··· RECORDS PROVIDED
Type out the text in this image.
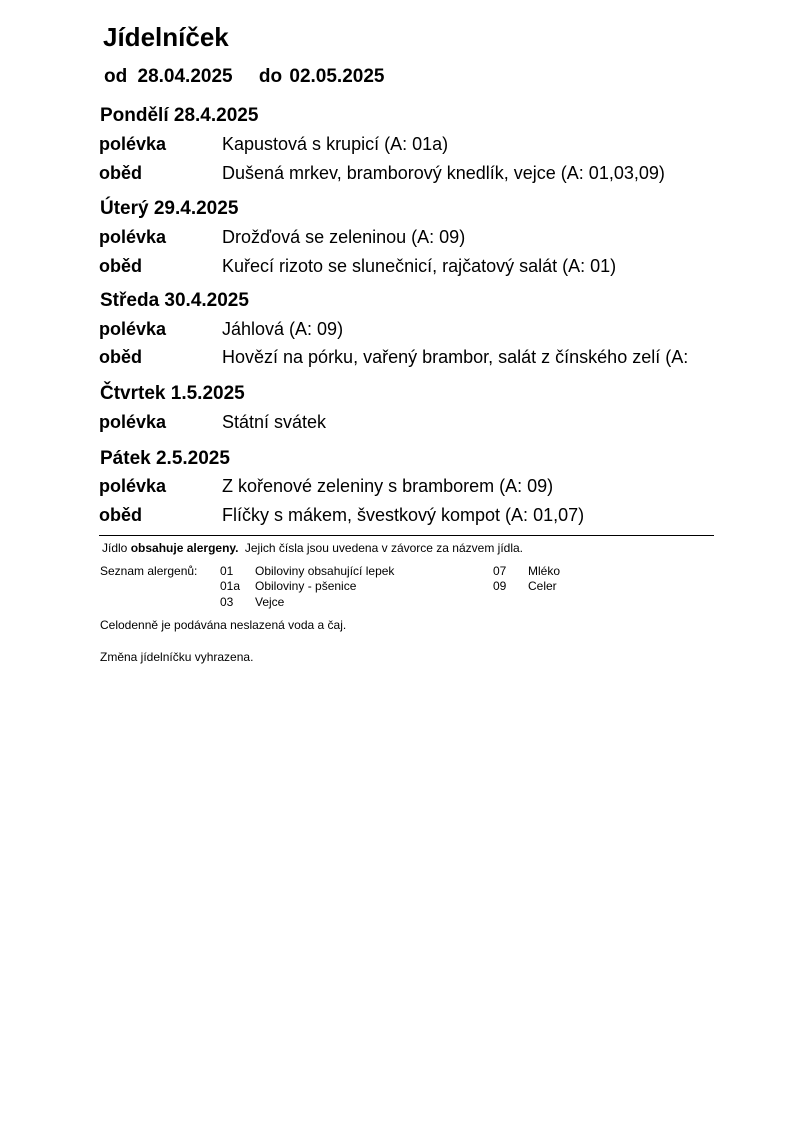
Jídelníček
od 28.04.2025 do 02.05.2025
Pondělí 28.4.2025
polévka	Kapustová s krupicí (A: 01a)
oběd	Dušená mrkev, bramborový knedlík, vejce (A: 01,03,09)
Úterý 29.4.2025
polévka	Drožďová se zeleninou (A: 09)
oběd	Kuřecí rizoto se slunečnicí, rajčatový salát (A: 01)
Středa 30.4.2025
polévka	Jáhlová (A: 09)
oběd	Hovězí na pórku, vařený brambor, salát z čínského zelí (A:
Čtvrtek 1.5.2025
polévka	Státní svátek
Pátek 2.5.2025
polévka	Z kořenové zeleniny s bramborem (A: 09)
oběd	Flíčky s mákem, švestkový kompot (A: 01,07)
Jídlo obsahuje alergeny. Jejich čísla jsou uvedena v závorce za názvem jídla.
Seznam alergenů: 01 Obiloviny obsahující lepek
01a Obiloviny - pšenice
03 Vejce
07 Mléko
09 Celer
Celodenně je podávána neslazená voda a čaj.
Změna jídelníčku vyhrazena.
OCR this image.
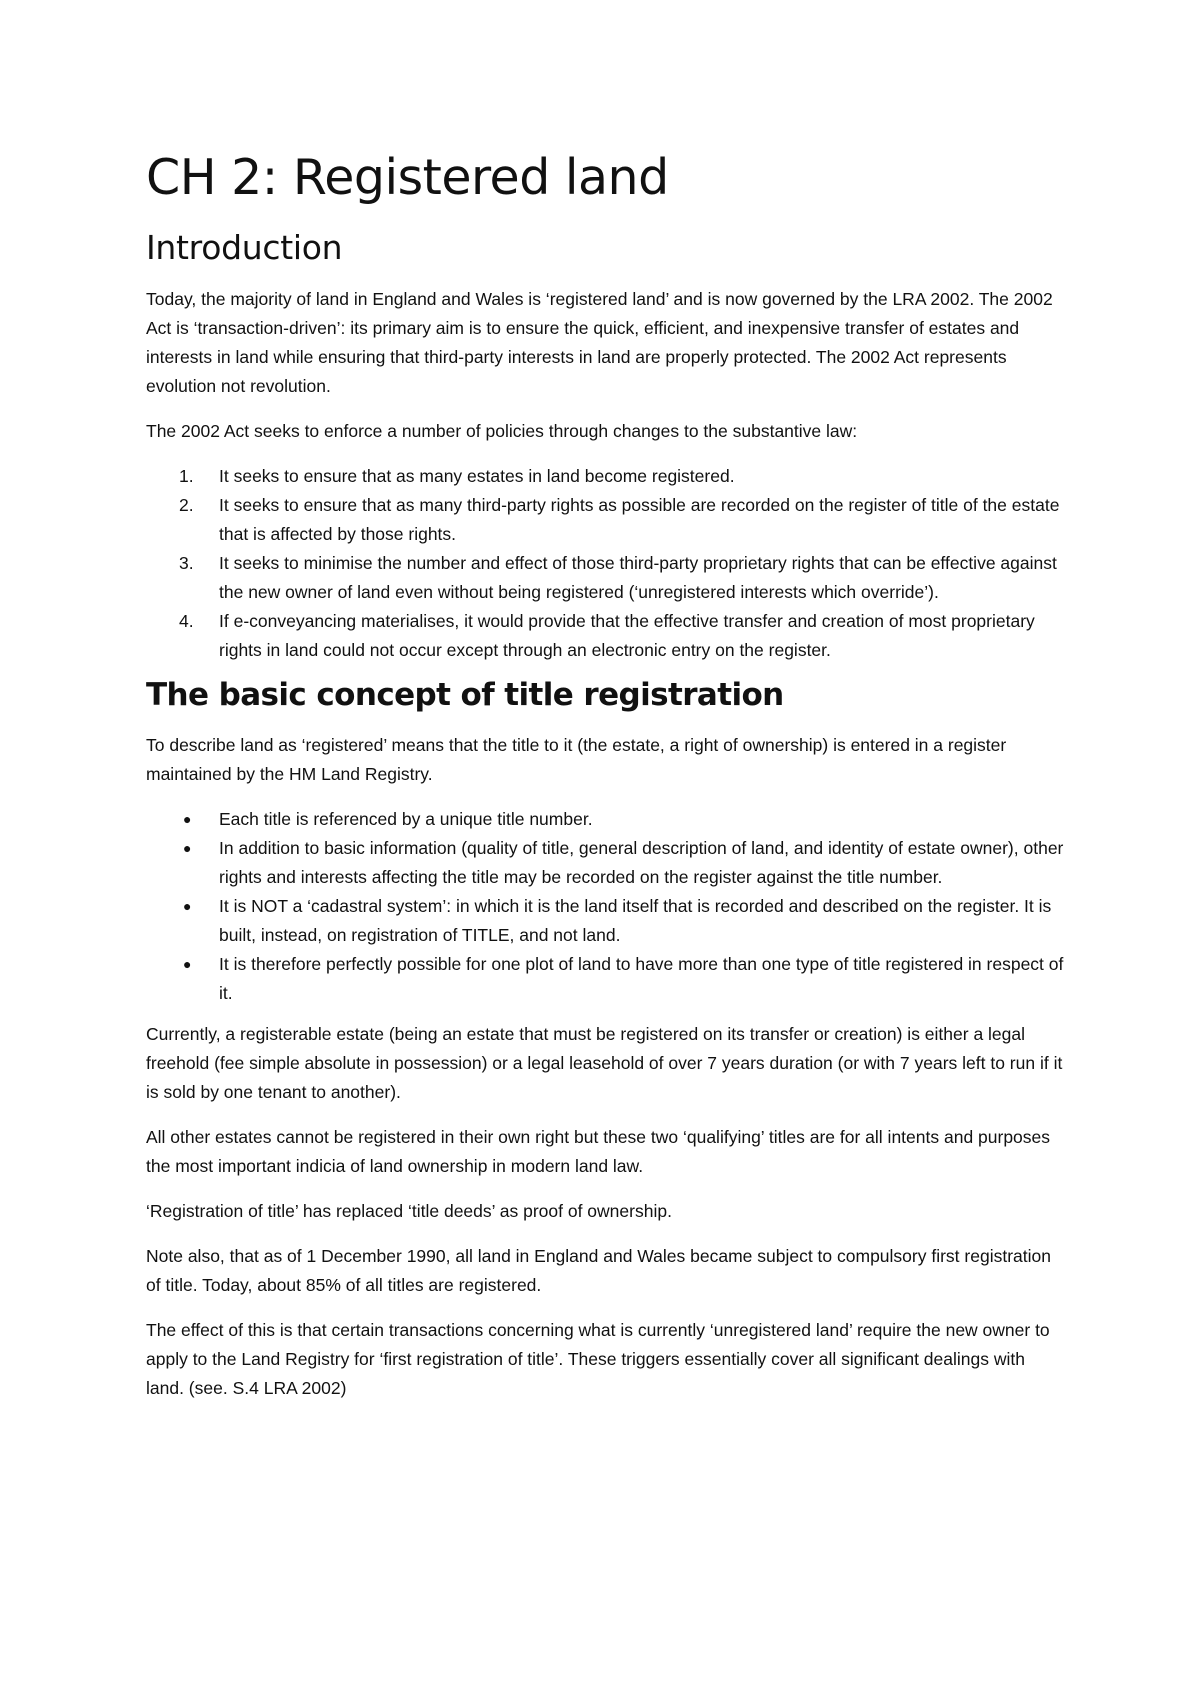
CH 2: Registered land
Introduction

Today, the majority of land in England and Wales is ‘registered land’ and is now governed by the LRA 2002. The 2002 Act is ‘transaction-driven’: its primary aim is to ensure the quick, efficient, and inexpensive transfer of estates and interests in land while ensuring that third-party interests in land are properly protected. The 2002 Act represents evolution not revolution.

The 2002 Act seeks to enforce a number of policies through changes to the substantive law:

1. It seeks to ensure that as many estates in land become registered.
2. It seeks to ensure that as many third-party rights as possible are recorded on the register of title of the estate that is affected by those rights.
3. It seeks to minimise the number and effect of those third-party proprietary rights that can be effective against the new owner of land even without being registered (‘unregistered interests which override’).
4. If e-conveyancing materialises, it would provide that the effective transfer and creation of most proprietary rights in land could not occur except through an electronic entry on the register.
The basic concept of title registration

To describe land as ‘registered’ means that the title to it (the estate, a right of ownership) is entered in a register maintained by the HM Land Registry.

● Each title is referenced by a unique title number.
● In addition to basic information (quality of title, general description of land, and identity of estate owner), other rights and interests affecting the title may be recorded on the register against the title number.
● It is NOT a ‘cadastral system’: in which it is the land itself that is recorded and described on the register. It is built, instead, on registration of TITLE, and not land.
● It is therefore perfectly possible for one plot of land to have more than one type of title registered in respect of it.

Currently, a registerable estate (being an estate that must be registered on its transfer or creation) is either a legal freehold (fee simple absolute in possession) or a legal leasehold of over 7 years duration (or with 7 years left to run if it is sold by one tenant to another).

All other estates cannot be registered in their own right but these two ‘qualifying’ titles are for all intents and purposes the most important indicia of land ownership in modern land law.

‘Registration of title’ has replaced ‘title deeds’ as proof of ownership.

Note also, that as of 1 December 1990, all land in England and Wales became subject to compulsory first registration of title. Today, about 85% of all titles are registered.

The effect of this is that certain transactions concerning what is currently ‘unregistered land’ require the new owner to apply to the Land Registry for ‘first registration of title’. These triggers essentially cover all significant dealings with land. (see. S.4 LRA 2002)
······
## [EXERCISE INSTRUCTIONS]
Omit the pictures and reproduce the listing exactly.

## [FULL RESPONSE]
Type out the text in this image.
Jídelníček
od 28.04.2025 do 02.05.2025
Pondělí 28.4.2025
polévka	Kapustová s krupicí (A: 01a)
oběd	Dušená mrkev, bramborový knedlík, vejce (A: 01,03,09)
Úterý 29.4.2025
polévka	Drožďová se zeleninou (A: 09)
oběd	Kuřecí rizoto se slunečnicí, rajčatový salát (A: 01)
Středa 30.4.2025
polévka	Jáhlová (A: 09)
oběd	Hovězí na pórku, vařený brambor, salát z čínského zelí (A:
Čtvrtek 1.5.2025
polévka	Státní svátek
Pátek 2.5.2025
polévka	Z kořenové zeleniny s bramborem (A: 09)
oběd	Flíčky s mákem, švestkový kompot (A: 01,07)
Jídlo obsahuje alergeny. Jejich čísla jsou uvedena v závorce za názvem jídla.
Seznam alergenů: 01 Obiloviny obsahující lepek
01a Obiloviny - pšenice
03 Vejce
07 Mléko
09 Celer
Celodenně je podávána neslazená voda a čaj.
Změna jídelníčku vyhrazena.
OCR this image.
CH 2: Registered land
Introduction

Today, the majority of land in England and Wales is ‘registered land’ and is now governed by the LRA 2002. The 2002 Act is ‘transaction-driven’: its primary aim is to ensure the quick, efficient, and inexpensive transfer of estates and interests in land while ensuring that third-party interests in land are properly protected. The 2002 Act represents evolution not revolution.

The 2002 Act seeks to enforce a number of policies through changes to the substantive law:

1. It seeks to ensure that as many estates in land become registered.
2. It seeks to ensure that as many third-party rights as possible are recorded on the register of title of the estate that is affected by those rights.
3. It seeks to minimise the number and effect of those third-party proprietary rights that can be effective against the new owner of land even without being registered (‘unregistered interests which override’).
4. If e-conveyancing materialises, it would provide that the effective transfer and creation of most proprietary rights in land could not occur except through an electronic entry on the register.
The basic concept of title registration

To describe land as ‘registered’ means that the title to it (the estate, a right of ownership) is entered in a register maintained by the HM Land Registry.

● Each title is referenced by a unique title number.
● In addition to basic information (quality of title, general description of land, and identity of estate owner), other rights and interests affecting the title may be recorded on the register against the title number.
● It is NOT a ‘cadastral system’: in which it is the land itself that is recorded and described on the register. It is built, instead, on registration of TITLE, and not land.
● It is therefore perfectly possible for one plot of land to have more than one type of title registered in respect of it.

Currently, a registerable estate (being an estate that must be registered on its transfer or creation) is either a legal freehold (fee simple absolute in possession) or a legal leasehold of over 7 years duration (or with 7 years left to run if it is sold by one tenant to another).

All other estates cannot be registered in their own right but these two ‘qualifying’ titles are for all intents and purposes the most important indicia of land ownership in modern land law.

‘Registration of title’ has replaced ‘title deeds’ as proof of ownership.

Note also, that as of 1 December 1990, all land in England and Wales became subject to compulsory first registration of title. Today, about 85% of all titles are registered.

The effect of this is that certain transactions concerning what is currently ‘unregistered land’ require the new owner to apply to the Land Registry for ‘first registration of title’. These triggers essentially cover all significant dealings with land. (see. S.4 LRA 2002)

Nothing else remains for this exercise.